**WHAT TO WORK ON**
Tally every line featuring "houses", then give that tally alone.

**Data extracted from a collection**

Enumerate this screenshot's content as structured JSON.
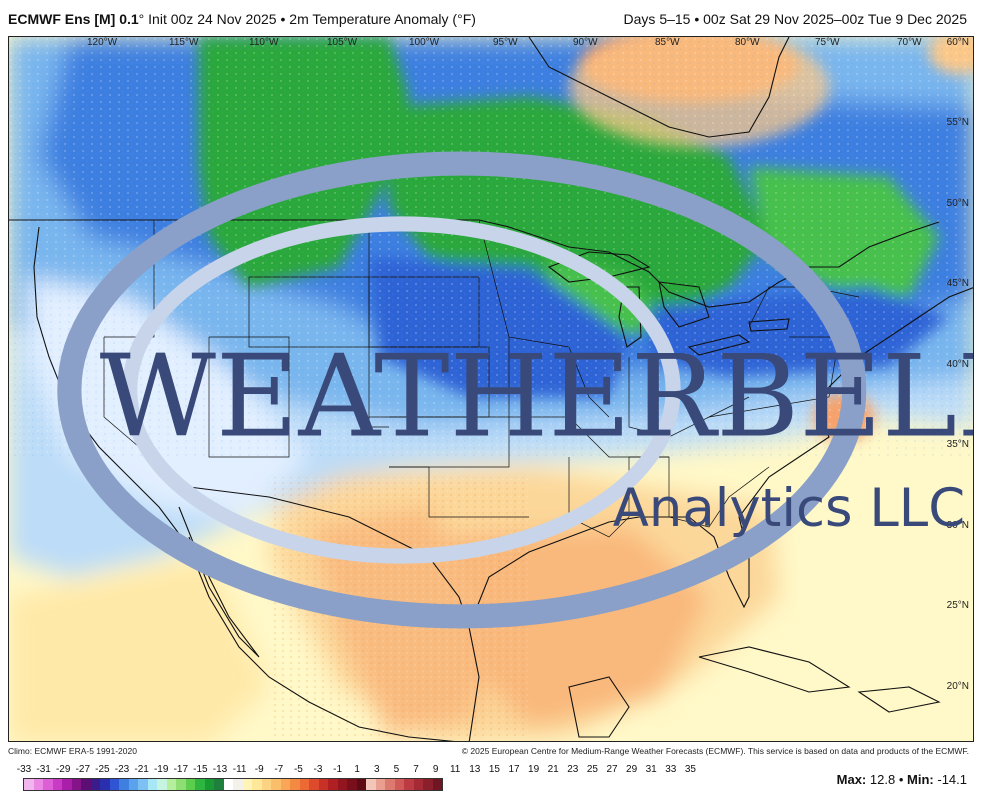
{
  "header": {
    "model": "ECMWF Ens [M] 0.1",
    "degree": "°",
    "init": "Init 00z 24 Nov 2025",
    "bullet": "•",
    "field": "2m Temperature Anomaly (°F)",
    "range": "Days 5–15 • 00z Sat 29 Nov 2025–00z Tue 9 Dec 2025"
  },
  "map": {
    "lon_labels": [
      "120°W",
      "115°W",
      "110°W",
      "105°W",
      "100°W",
      "95°W",
      "90°W",
      "85°W",
      "80°W",
      "75°W",
      "70°W"
    ],
    "lat_labels": [
      "60°N",
      "55°N",
      "50°N",
      "45°N",
      "40°N",
      "35°N",
      "30°N",
      "25°N",
      "20°N"
    ],
    "colors": {
      "warm_ocean": "#fff8c8",
      "warm_light": "#ffe9a8",
      "warm_mid": "#fcc888",
      "warm_strong": "#f7a26a",
      "near_zero": "#eef6ff",
      "cool_light": "#bcdcf8",
      "cool_mid": "#79b6ee",
      "cool_strong": "#3e7fe0",
      "cold_blue": "#2f64d6",
      "cold_green": "#2ca83a",
      "cold_green_light": "#46c14c",
      "hot_spot": "#f48a55"
    }
  },
  "logo": {
    "text": "WEATHERBELL",
    "sub": "Analytics LLC"
  },
  "footer": {
    "climo": "Climo: ECMWF ERA-5 1991-2020",
    "copyright": "© 2025 European Centre for Medium-Range Weather Forecasts (ECMWF). This service is based on data and products of the ECMWF."
  },
  "colorbar": {
    "ticks": [
      "-33",
      "-31",
      "-29",
      "-27",
      "-25",
      "-23",
      "-21",
      "-19",
      "-17",
      "-15",
      "-13",
      "-11",
      "-9",
      "-7",
      "-5",
      "-3",
      "-1",
      "1",
      "3",
      "5",
      "7",
      "9",
      "11",
      "13",
      "15",
      "17",
      "19",
      "21",
      "23",
      "25",
      "27",
      "29",
      "31",
      "33",
      "35"
    ],
    "colors": [
      "#f2b6ee",
      "#ea88e4",
      "#dd5fd8",
      "#c93ac5",
      "#a91fa9",
      "#841487",
      "#5c0e74",
      "#3a1d8a",
      "#2a2fb0",
      "#2f55d4",
      "#3e7fe0",
      "#5aa2ec",
      "#7cc0f4",
      "#a7e7f6",
      "#c7f4e0",
      "#b5ee9c",
      "#8ede74",
      "#5ccd4c",
      "#2fb640",
      "#199a32",
      "#1f7f3c",
      "#ffffff",
      "#f4f0ea",
      "#fff4b8",
      "#ffe89a",
      "#fdd383",
      "#fbbf6c",
      "#f9a657",
      "#f48a42",
      "#ed6a35",
      "#dd4b2c",
      "#c83126",
      "#b02022",
      "#921520",
      "#7a0f1c",
      "#5e0a14",
      "#f2c6b8",
      "#e9a090",
      "#dc7a70",
      "#cf5a58",
      "#bd3c44",
      "#a52a36",
      "#8c1f2c",
      "#701622"
    ],
    "max_label": "Max:",
    "max_value": "12.8",
    "sep": "•",
    "min_label": "Min:",
    "min_value": "-14.1"
  }
}
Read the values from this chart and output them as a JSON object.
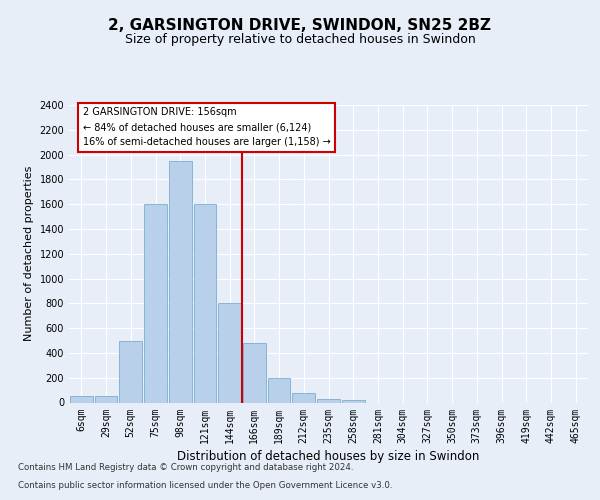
{
  "title": "2, GARSINGTON DRIVE, SWINDON, SN25 2BZ",
  "subtitle": "Size of property relative to detached houses in Swindon",
  "xlabel": "Distribution of detached houses by size in Swindon",
  "ylabel": "Number of detached properties",
  "categories": [
    "6sqm",
    "29sqm",
    "52sqm",
    "75sqm",
    "98sqm",
    "121sqm",
    "144sqm",
    "166sqm",
    "189sqm",
    "212sqm",
    "235sqm",
    "258sqm",
    "281sqm",
    "304sqm",
    "327sqm",
    "350sqm",
    "373sqm",
    "396sqm",
    "419sqm",
    "442sqm",
    "465sqm"
  ],
  "values": [
    50,
    50,
    500,
    1600,
    1950,
    1600,
    800,
    480,
    200,
    80,
    30,
    20,
    0,
    0,
    0,
    0,
    0,
    0,
    0,
    0,
    0
  ],
  "bar_color": "#b8d0ea",
  "bar_edge_color": "#7aaed0",
  "vline_color": "#cc0000",
  "ylim": [
    0,
    2400
  ],
  "yticks": [
    0,
    200,
    400,
    600,
    800,
    1000,
    1200,
    1400,
    1600,
    1800,
    2000,
    2200,
    2400
  ],
  "annotation_title": "2 GARSINGTON DRIVE: 156sqm",
  "annotation_line1": "← 84% of detached houses are smaller (6,124)",
  "annotation_line2": "16% of semi-detached houses are larger (1,158) →",
  "footer1": "Contains HM Land Registry data © Crown copyright and database right 2024.",
  "footer2": "Contains public sector information licensed under the Open Government Licence v3.0.",
  "bg_color": "#e8eef8",
  "plot_bg_color": "#e8eef8",
  "grid_color": "#ffffff",
  "title_fontsize": 11,
  "subtitle_fontsize": 9,
  "ylabel_fontsize": 8,
  "xlabel_fontsize": 8.5,
  "tick_fontsize": 7,
  "ann_fontsize": 7,
  "footer_fontsize": 6.2
}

**TASK RESULT**
4